[Extracted records]
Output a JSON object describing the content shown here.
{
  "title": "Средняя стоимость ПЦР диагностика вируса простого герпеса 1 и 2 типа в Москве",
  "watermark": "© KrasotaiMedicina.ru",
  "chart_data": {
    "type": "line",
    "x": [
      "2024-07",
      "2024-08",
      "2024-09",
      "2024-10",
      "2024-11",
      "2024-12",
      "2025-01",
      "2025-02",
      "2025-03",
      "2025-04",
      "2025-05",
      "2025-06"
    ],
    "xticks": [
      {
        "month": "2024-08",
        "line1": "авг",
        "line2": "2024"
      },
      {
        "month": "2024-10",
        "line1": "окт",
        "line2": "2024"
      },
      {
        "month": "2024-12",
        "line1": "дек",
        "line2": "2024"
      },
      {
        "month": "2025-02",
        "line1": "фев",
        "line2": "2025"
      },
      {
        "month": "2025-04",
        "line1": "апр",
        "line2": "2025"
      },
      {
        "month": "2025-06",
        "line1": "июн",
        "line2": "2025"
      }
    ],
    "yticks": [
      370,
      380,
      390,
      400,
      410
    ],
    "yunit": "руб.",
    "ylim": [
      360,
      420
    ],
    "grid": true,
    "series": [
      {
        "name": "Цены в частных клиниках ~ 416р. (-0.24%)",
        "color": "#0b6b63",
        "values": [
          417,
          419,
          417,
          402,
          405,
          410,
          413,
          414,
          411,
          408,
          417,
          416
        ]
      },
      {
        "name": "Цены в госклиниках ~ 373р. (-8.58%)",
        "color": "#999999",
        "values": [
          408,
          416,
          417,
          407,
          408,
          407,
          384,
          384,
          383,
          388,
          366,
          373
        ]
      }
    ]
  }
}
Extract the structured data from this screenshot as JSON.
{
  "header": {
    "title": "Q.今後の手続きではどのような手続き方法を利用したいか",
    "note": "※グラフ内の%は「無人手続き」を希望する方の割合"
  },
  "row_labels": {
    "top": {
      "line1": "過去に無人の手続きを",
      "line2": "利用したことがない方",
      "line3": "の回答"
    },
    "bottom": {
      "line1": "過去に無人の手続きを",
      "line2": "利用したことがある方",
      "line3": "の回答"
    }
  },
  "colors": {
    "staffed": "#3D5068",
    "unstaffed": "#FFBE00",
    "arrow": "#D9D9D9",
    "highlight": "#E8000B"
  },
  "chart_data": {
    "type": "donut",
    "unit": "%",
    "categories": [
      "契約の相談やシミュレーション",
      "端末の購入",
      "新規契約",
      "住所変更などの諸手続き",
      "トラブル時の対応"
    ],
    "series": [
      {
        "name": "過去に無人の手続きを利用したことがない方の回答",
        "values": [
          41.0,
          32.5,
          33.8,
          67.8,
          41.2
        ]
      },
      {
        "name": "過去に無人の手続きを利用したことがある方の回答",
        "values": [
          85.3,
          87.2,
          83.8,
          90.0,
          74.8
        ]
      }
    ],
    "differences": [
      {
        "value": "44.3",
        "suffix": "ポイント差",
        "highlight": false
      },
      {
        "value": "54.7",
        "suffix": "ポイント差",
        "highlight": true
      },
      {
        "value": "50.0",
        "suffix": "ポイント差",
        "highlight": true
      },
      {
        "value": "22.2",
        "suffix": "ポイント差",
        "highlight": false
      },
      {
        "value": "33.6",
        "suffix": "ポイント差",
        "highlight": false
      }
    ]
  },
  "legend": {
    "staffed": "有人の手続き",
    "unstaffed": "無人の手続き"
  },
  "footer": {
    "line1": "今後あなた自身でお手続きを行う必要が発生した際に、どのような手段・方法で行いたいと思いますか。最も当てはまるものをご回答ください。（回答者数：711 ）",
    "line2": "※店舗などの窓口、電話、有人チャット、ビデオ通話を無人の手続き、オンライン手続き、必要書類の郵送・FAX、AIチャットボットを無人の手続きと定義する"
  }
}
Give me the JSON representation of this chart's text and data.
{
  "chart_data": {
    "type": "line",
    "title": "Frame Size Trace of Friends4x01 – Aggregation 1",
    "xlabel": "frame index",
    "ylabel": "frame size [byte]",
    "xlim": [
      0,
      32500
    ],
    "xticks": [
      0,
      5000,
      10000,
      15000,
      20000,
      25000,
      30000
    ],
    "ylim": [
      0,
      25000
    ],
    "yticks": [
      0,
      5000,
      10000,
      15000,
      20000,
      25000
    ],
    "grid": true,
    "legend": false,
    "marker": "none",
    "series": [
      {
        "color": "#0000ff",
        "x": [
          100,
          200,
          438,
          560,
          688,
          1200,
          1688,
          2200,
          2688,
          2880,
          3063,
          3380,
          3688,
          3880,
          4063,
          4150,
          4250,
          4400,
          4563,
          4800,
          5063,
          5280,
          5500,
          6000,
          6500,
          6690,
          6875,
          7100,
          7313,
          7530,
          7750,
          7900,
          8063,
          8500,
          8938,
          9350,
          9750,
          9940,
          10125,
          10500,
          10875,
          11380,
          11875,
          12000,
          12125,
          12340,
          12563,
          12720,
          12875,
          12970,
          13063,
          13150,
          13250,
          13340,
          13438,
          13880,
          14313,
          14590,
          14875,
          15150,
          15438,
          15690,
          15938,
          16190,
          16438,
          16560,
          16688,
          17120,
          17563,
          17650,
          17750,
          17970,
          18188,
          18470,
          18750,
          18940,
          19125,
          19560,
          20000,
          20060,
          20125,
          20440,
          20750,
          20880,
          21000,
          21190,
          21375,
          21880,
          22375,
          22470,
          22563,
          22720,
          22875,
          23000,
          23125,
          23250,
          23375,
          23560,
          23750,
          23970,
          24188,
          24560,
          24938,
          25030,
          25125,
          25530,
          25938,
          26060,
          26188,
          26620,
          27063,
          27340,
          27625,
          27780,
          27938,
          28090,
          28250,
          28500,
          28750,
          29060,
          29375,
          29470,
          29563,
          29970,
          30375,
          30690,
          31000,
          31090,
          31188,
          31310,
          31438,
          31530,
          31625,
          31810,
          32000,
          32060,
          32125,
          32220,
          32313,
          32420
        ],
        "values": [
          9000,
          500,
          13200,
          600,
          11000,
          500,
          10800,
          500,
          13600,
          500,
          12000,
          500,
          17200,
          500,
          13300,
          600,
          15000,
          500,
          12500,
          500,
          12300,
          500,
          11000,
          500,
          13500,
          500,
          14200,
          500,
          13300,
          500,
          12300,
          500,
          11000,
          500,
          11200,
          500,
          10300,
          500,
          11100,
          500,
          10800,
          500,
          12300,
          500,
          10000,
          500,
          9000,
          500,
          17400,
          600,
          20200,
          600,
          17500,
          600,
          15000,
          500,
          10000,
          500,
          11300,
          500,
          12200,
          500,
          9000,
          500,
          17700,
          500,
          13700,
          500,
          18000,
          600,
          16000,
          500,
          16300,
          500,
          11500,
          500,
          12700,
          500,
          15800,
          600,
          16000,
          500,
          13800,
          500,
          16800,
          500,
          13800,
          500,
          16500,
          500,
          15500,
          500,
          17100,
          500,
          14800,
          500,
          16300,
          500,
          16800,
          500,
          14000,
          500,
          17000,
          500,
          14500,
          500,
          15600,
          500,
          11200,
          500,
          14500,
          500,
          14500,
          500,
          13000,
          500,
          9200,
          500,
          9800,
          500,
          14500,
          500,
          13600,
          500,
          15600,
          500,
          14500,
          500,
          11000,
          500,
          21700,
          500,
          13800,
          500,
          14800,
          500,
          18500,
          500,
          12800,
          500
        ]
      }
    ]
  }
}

:: Exercise ::
Transcribe the full listing above without leaving anything out.

:: Solution ::
Output a JSON object describing the content shown here.
{
  "title": "Средняя стоимость ПЦР диагностика вируса простого герпеса 1 и 2 типа в Москве",
  "watermark": "© KrasotaiMedicina.ru",
  "chart_data": {
    "type": "line",
    "x": [
      "2024-07",
      "2024-08",
      "2024-09",
      "2024-10",
      "2024-11",
      "2024-12",
      "2025-01",
      "2025-02",
      "2025-03",
      "2025-04",
      "2025-05",
      "2025-06"
    ],
    "xticks": [
      {
        "month": "2024-08",
        "line1": "авг",
        "line2": "2024"
      },
      {
        "month": "2024-10",
        "line1": "окт",
        "line2": "2024"
      },
      {
        "month": "2024-12",
        "line1": "дек",
        "line2": "2024"
      },
      {
        "month": "2025-02",
        "line1": "фев",
        "line2": "2025"
      },
      {
        "month": "2025-04",
        "line1": "апр",
        "line2": "2025"
      },
      {
        "month": "2025-06",
        "line1": "июн",
        "line2": "2025"
      }
    ],
    "yticks": [
      370,
      380,
      390,
      400,
      410
    ],
    "yunit": "руб.",
    "ylim": [
      360,
      420
    ],
    "grid": true,
    "series": [
      {
        "name": "Цены в частных клиниках ~ 416р. (-0.24%)",
        "color": "#0b6b63",
        "values": [
          417,
          419,
          417,
          402,
          405,
          410,
          413,
          414,
          411,
          408,
          417,
          416
        ]
      },
      {
        "name": "Цены в госклиниках ~ 373р. (-8.58%)",
        "color": "#999999",
        "values": [
          408,
          416,
          417,
          407,
          408,
          407,
          384,
          384,
          383,
          388,
          366,
          373
        ]
      }
    ]
  }
}
Extract the structured data from this screenshot as JSON.
{
  "header": {
    "title": "Q.今後の手続きではどのような手続き方法を利用したいか",
    "note": "※グラフ内の%は「無人手続き」を希望する方の割合"
  },
  "row_labels": {
    "top": {
      "line1": "過去に無人の手続きを",
      "line2": "利用したことがない方",
      "line3": "の回答"
    },
    "bottom": {
      "line1": "過去に無人の手続きを",
      "line2": "利用したことがある方",
      "line3": "の回答"
    }
  },
  "colors": {
    "staffed": "#3D5068",
    "unstaffed": "#FFBE00",
    "arrow": "#D9D9D9",
    "highlight": "#E8000B"
  },
  "chart_data": {
    "type": "donut",
    "unit": "%",
    "categories": [
      "契約の相談やシミュレーション",
      "端末の購入",
      "新規契約",
      "住所変更などの諸手続き",
      "トラブル時の対応"
    ],
    "series": [
      {
        "name": "過去に無人の手続きを利用したことがない方の回答",
        "values": [
          41.0,
          32.5,
          33.8,
          67.8,
          41.2
        ]
      },
      {
        "name": "過去に無人の手続きを利用したことがある方の回答",
        "values": [
          85.3,
          87.2,
          83.8,
          90.0,
          74.8
        ]
      }
    ],
    "differences": [
      {
        "value": "44.3",
        "suffix": "ポイント差",
        "highlight": false
      },
      {
        "value": "54.7",
        "suffix": "ポイント差",
        "highlight": true
      },
      {
        "value": "50.0",
        "suffix": "ポイント差",
        "highlight": true
      },
      {
        "value": "22.2",
        "suffix": "ポイント差",
        "highlight": false
      },
      {
        "value": "33.6",
        "suffix": "ポイント差",
        "highlight": false
      }
    ]
  },
  "legend": {
    "staffed": "有人の手続き",
    "unstaffed": "無人の手続き"
  },
  "footer": {
    "line1": "今後あなた自身でお手続きを行う必要が発生した際に、どのような手段・方法で行いたいと思いますか。最も当てはまるものをご回答ください。（回答者数：711 ）",
    "line2": "※店舗などの窓口、電話、有人チャット、ビデオ通話を無人の手続き、オンライン手続き、必要書類の郵送・FAX、AIチャットボットを無人の手続きと定義する"
  }
}
Give me the JSON representation of this chart's text and data.
{
  "chart_data": {
    "type": "line",
    "title": "Frame Size Trace of Friends4x01 – Aggregation 1",
    "xlabel": "frame index",
    "ylabel": "frame size [byte]",
    "xlim": [
      0,
      32500
    ],
    "xticks": [
      0,
      5000,
      10000,
      15000,
      20000,
      25000,
      30000
    ],
    "ylim": [
      0,
      25000
    ],
    "yticks": [
      0,
      5000,
      10000,
      15000,
      20000,
      25000
    ],
    "grid": true,
    "legend": false,
    "marker": "none",
    "series": [
      {
        "color": "#0000ff",
        "x": [
          100,
          200,
          438,
          560,
          688,
          1200,
          1688,
          2200,
          2688,
          2880,
          3063,
          3380,
          3688,
          3880,
          4063,
          4150,
          4250,
          4400,
          4563,
          4800,
          5063,
          5280,
          5500,
          6000,
          6500,
          6690,
          6875,
          7100,
          7313,
          7530,
          7750,
          7900,
          8063,
          8500,
          8938,
          9350,
          9750,
          9940,
          10125,
          10500,
          10875,
          11380,
          11875,
          12000,
          12125,
          12340,
          12563,
          12720,
          12875,
          12970,
          13063,
          13150,
          13250,
          13340,
          13438,
          13880,
          14313,
          14590,
          14875,
          15150,
          15438,
          15690,
          15938,
          16190,
          16438,
          16560,
          16688,
          17120,
          17563,
          17650,
          17750,
          17970,
          18188,
          18470,
          18750,
          18940,
          19125,
          19560,
          20000,
          20060,
          20125,
          20440,
          20750,
          20880,
          21000,
          21190,
          21375,
          21880,
          22375,
          22470,
          22563,
          22720,
          22875,
          23000,
          23125,
          23250,
          23375,
          23560,
          23750,
          23970,
          24188,
          24560,
          24938,
          25030,
          25125,
          25530,
          25938,
          26060,
          26188,
          26620,
          27063,
          27340,
          27625,
          27780,
          27938,
          28090,
          28250,
          28500,
          28750,
          29060,
          29375,
          29470,
          29563,
          29970,
          30375,
          30690,
          31000,
          31090,
          31188,
          31310,
          31438,
          31530,
          31625,
          31810,
          32000,
          32060,
          32125,
          32220,
          32313,
          32420
        ],
        "values": [
          9000,
          500,
          13200,
          600,
          11000,
          500,
          10800,
          500,
          13600,
          500,
          12000,
          500,
          17200,
          500,
          13300,
          600,
          15000,
          500,
          12500,
          500,
          12300,
          500,
          11000,
          500,
          13500,
          500,
          14200,
          500,
          13300,
          500,
          12300,
          500,
          11000,
          500,
          11200,
          500,
          10300,
          500,
          11100,
          500,
          10800,
          500,
          12300,
          500,
          10000,
          500,
          9000,
          500,
          17400,
          600,
          20200,
          600,
          17500,
          600,
          15000,
          500,
          10000,
          500,
          11300,
          500,
          12200,
          500,
          9000,
          500,
          17700,
          500,
          13700,
          500,
          18000,
          600,
          16000,
          500,
          16300,
          500,
          11500,
          500,
          12700,
          500,
          15800,
          600,
          16000,
          500,
          13800,
          500,
          16800,
          500,
          13800,
          500,
          16500,
          500,
          15500,
          500,
          17100,
          500,
          14800,
          500,
          16300,
          500,
          16800,
          500,
          14000,
          500,
          17000,
          500,
          14500,
          500,
          15600,
          500,
          11200,
          500,
          14500,
          500,
          14500,
          500,
          13000,
          500,
          9200,
          500,
          9800,
          500,
          14500,
          500,
          13600,
          500,
          15600,
          500,
          14500,
          500,
          11000,
          500,
          21700,
          500,
          13800,
          500,
          14800,
          500,
          18500,
          500,
          12800,
          500
        ]
      }
    ]
  }
}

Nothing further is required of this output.